═══ MATERIAL SUPPLIED ═══
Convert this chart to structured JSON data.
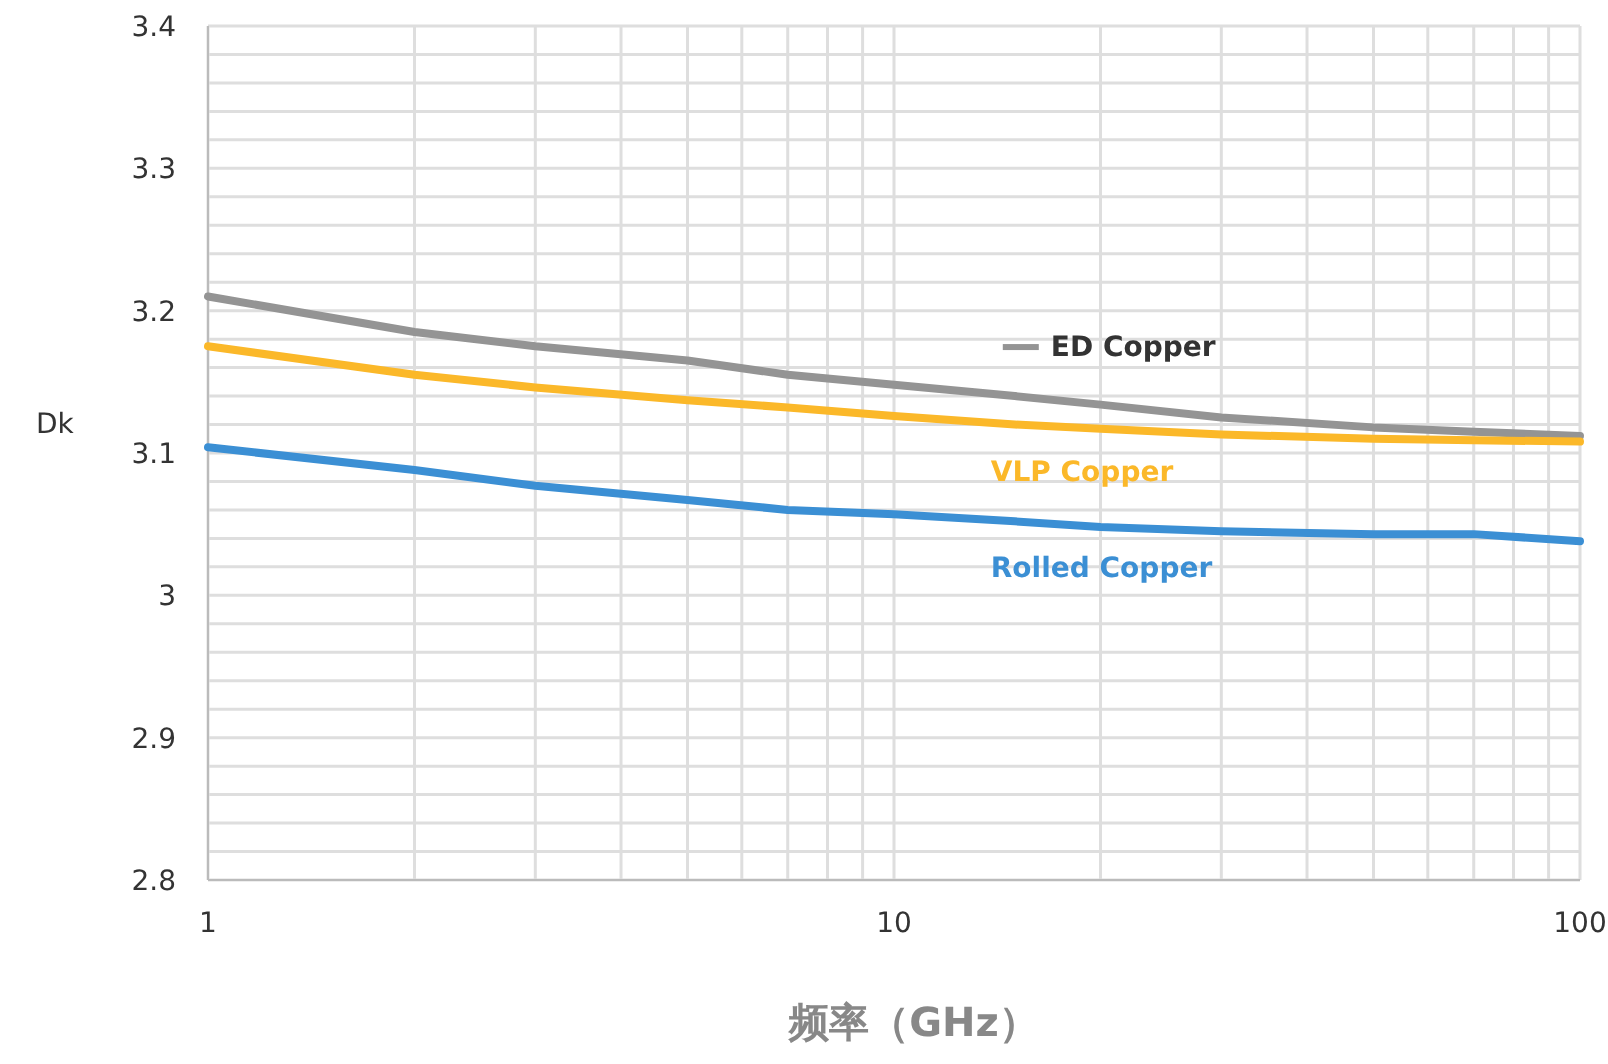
{
  "chart_data": {
    "type": "line",
    "xlabel": "频率（GHz）",
    "ylabel": "Dk",
    "log": "x",
    "grid": true,
    "marker": "none",
    "line_style": "solid",
    "xlim": [
      1,
      100
    ],
    "ylim": [
      2.8,
      3.4
    ],
    "xticks": [
      1,
      {
        "value": 2,
        "label": null
      },
      {
        "value": 3,
        "label": null
      },
      {
        "value": 4,
        "label": null
      },
      {
        "value": 5,
        "label": null
      },
      {
        "value": 6,
        "label": null
      },
      {
        "value": 7,
        "label": null
      },
      {
        "value": 8,
        "label": null
      },
      {
        "value": 9,
        "label": null
      },
      10,
      {
        "value": 20,
        "label": null
      },
      {
        "value": 30,
        "label": null
      },
      {
        "value": 40,
        "label": null
      },
      {
        "value": 50,
        "label": null
      },
      {
        "value": 60,
        "label": null
      },
      {
        "value": 70,
        "label": null
      },
      {
        "value": 80,
        "label": null
      },
      {
        "value": 90,
        "label": null
      },
      100
    ],
    "yticks": [
      2.8,
      {
        "value": 2.82,
        "label": null
      },
      {
        "value": 2.84,
        "label": null
      },
      {
        "value": 2.86,
        "label": null
      },
      {
        "value": 2.88,
        "label": null
      },
      2.9,
      {
        "value": 2.92,
        "label": null
      },
      {
        "value": 2.94,
        "label": null
      },
      {
        "value": 2.96,
        "label": null
      },
      {
        "value": 2.98,
        "label": null
      },
      3,
      {
        "value": 3.02,
        "label": null
      },
      {
        "value": 3.04,
        "label": null
      },
      {
        "value": 3.06,
        "label": null
      },
      {
        "value": 3.08,
        "label": null
      },
      3.1,
      {
        "value": 3.12,
        "label": null
      },
      {
        "value": 3.14,
        "label": null
      },
      {
        "value": 3.16,
        "label": null
      },
      {
        "value": 3.18,
        "label": null
      },
      3.2,
      {
        "value": 3.22,
        "label": null
      },
      {
        "value": 3.24,
        "label": null
      },
      {
        "value": 3.26,
        "label": null
      },
      {
        "value": 3.28,
        "label": null
      },
      3.3,
      {
        "value": 3.32,
        "label": null
      },
      {
        "value": 3.34,
        "label": null
      },
      {
        "value": 3.36,
        "label": null
      },
      {
        "value": 3.38,
        "label": null
      },
      3.4
    ],
    "x": [
      1,
      2,
      3,
      5,
      7,
      10,
      15,
      20,
      30,
      50,
      70,
      100
    ],
    "series": [
      {
        "name": "ED Copper",
        "color": "#949494",
        "values": [
          3.21,
          3.185,
          3.175,
          3.165,
          3.155,
          3.148,
          3.14,
          3.134,
          3.125,
          3.118,
          3.115,
          3.112
        ]
      },
      {
        "name": "VLP Copper",
        "color": "#fbb829",
        "values": [
          3.175,
          3.155,
          3.146,
          3.137,
          3.132,
          3.126,
          3.12,
          3.117,
          3.113,
          3.11,
          3.109,
          3.108
        ]
      },
      {
        "name": "Rolled Copper",
        "color": "#3b8fd4",
        "values": [
          3.104,
          3.088,
          3.077,
          3.067,
          3.06,
          3.057,
          3.052,
          3.048,
          3.045,
          3.043,
          3.043,
          3.038
        ]
      }
    ]
  }
}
═══
SHORT PROBLEM:
Scan the data above; copy every line where "Copper" appears.

TASK RESPONSE:
        "name": "ED Copper",
        "name": "VLP Copper",
        "name": "Rolled Copper",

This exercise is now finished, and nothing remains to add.